▶ _What you should do_:
Search the material below for the word "everything" and copy every line in which it occurs.

▶ _Material for this exercise_:
+ + + +

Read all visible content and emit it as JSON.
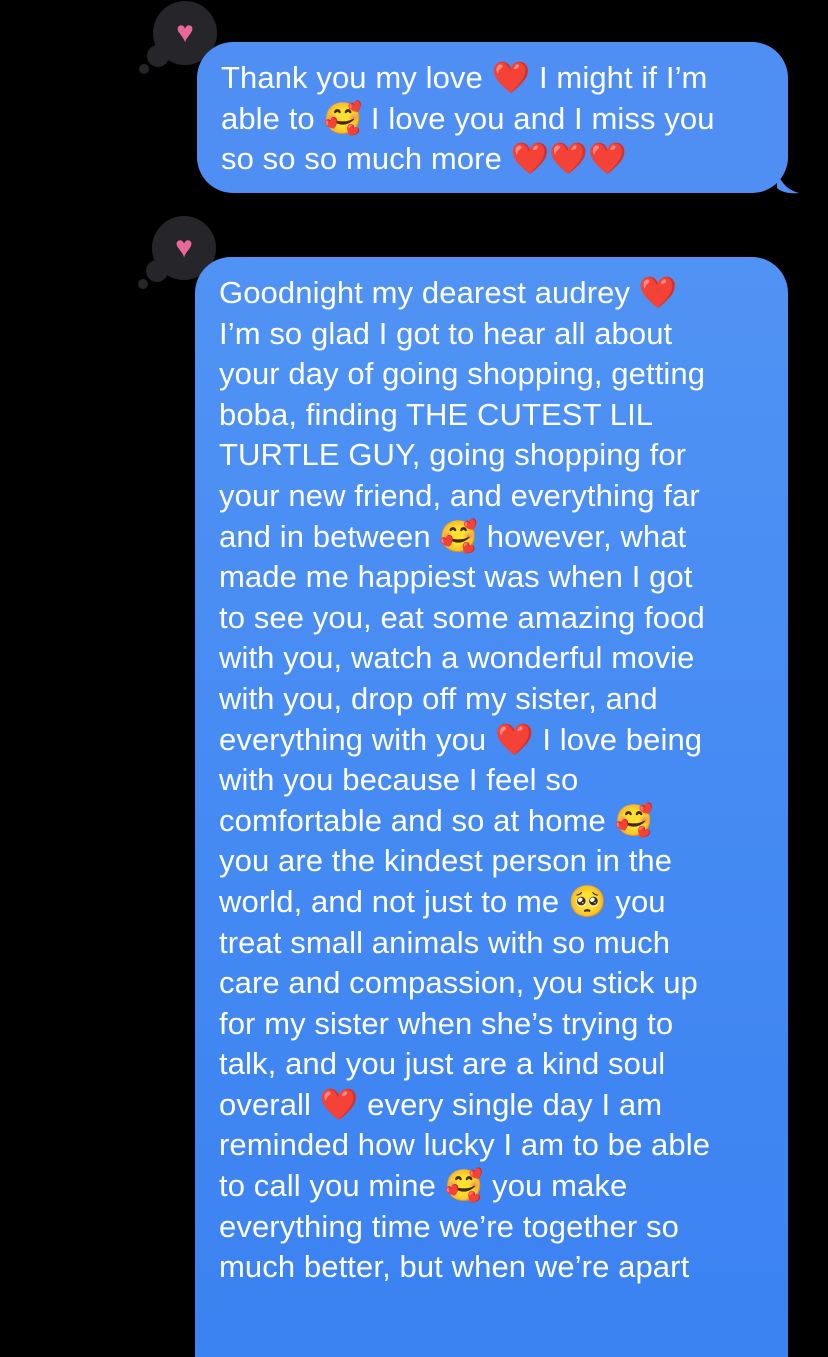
{
  "messages": [
    {
      "tapback": "heart-icon",
      "lines": [
        "Thank you my love ❤️ I might if I’m",
        "able to 🥰 I love you and I miss you",
        "so so so much more ❤️❤️❤️"
      ]
    },
    {
      "tapback": "heart-icon",
      "lines": [
        "Goodnight my dearest audrey ❤️",
        "I’m so glad I got to hear all about",
        "your day of going shopping, getting",
        "boba, finding THE CUTEST LIL",
        "TURTLE GUY, going shopping for",
        "your new friend, and everything far",
        "and in between 🥰 however, what",
        "made me happiest was when I got",
        "to see you, eat some amazing food",
        "with you, watch a wonderful movie",
        "with you, drop off my sister, and",
        "everything with you ❤️ I love being",
        "with you because I feel so",
        "comfortable and so at home 🥰",
        "you are the kindest person in the",
        "world, and not just to me 🥺 you",
        "treat small animals with so much",
        "care and compassion, you stick up",
        "for my sister when she’s trying to",
        "talk, and you just are a kind soul",
        "overall ❤️ every single day I am",
        "reminded how lucky I am to be able",
        "to call you mine 🥰 you make",
        "everything time we’re together so",
        "much better, but when we’re apart"
      ]
    }
  ],
  "colors": {
    "bubble": "#4f8ff4",
    "tapback_bg": "#26262a",
    "heart": "#e8689a"
  }
}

+ + + +

▶ _The result_:
        "your new friend, and everything far",
        "everything with you ❤️ I love being",
        "everything time we’re together so",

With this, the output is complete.